* [WORK TO DO]: Below is some material; set it all down exactly, apart from the pictures.

* [DATASET ROWS]:
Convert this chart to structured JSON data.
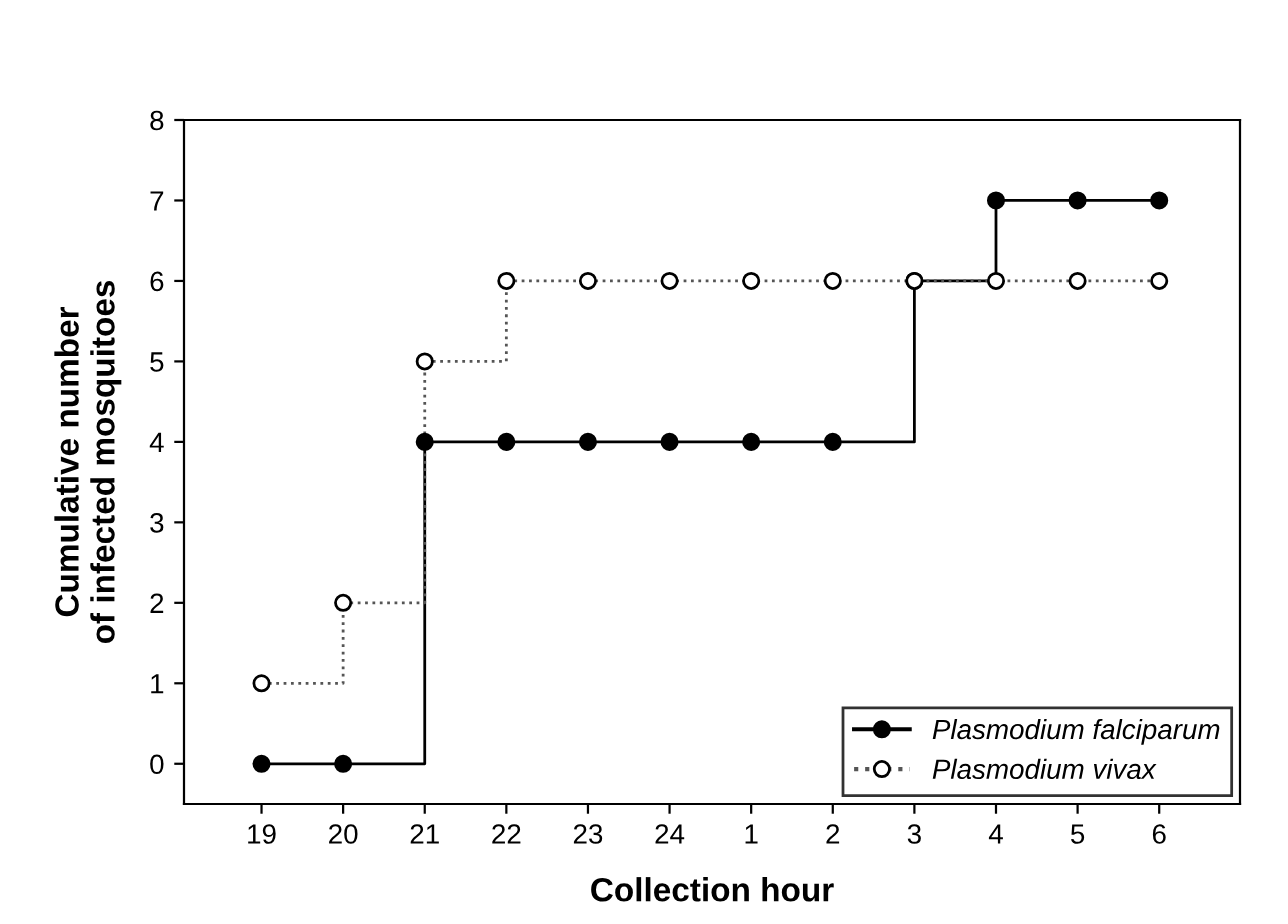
{
  "chart_data": {
    "type": "step",
    "xlabel": "Collection hour",
    "ylabel": "Cumulative number\nof infected mosquitoes",
    "categories": [
      "19",
      "20",
      "21",
      "22",
      "23",
      "24",
      "1",
      "2",
      "3",
      "4",
      "5",
      "6"
    ],
    "series": [
      {
        "name": "Plasmodium falciparum",
        "color": "#000000",
        "line_style": "solid",
        "values": [
          0,
          0,
          4,
          4,
          4,
          4,
          4,
          4,
          6,
          7,
          7,
          7
        ]
      },
      {
        "name": "Plasmodium vivax",
        "color": "#000000",
        "line_style": "dotted",
        "values": [
          1,
          2,
          5,
          6,
          6,
          6,
          6,
          6,
          6,
          6,
          6,
          6
        ]
      }
    ],
    "ylim": [
      -0.5,
      8
    ],
    "yticks": [
      0,
      1,
      2,
      3,
      4,
      5,
      6,
      7,
      8
    ],
    "marker": "circle",
    "legend": "bottom right",
    "grid": false
  }
}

* [CORRECT RESULT]:
Convert this chart to structured JSON data.
{
  "chart_data": {
    "type": "step",
    "xlabel": "Collection hour",
    "ylabel": "Cumulative number\nof infected mosquitoes",
    "categories": [
      "19",
      "20",
      "21",
      "22",
      "23",
      "24",
      "1",
      "2",
      "3",
      "4",
      "5",
      "6"
    ],
    "series": [
      {
        "name": "Plasmodium falciparum",
        "color": "#000000",
        "line_style": "solid",
        "values": [
          0,
          0,
          4,
          4,
          4,
          4,
          4,
          4,
          6,
          7,
          7,
          7
        ]
      },
      {
        "name": "Plasmodium vivax",
        "color": "#000000",
        "line_style": "dotted",
        "values": [
          1,
          2,
          5,
          6,
          6,
          6,
          6,
          6,
          6,
          6,
          6,
          6
        ]
      }
    ],
    "ylim": [
      -0.5,
      8
    ],
    "yticks": [
      0,
      1,
      2,
      3,
      4,
      5,
      6,
      7,
      8
    ],
    "marker": "circle",
    "legend": "bottom right",
    "grid": false
  }
}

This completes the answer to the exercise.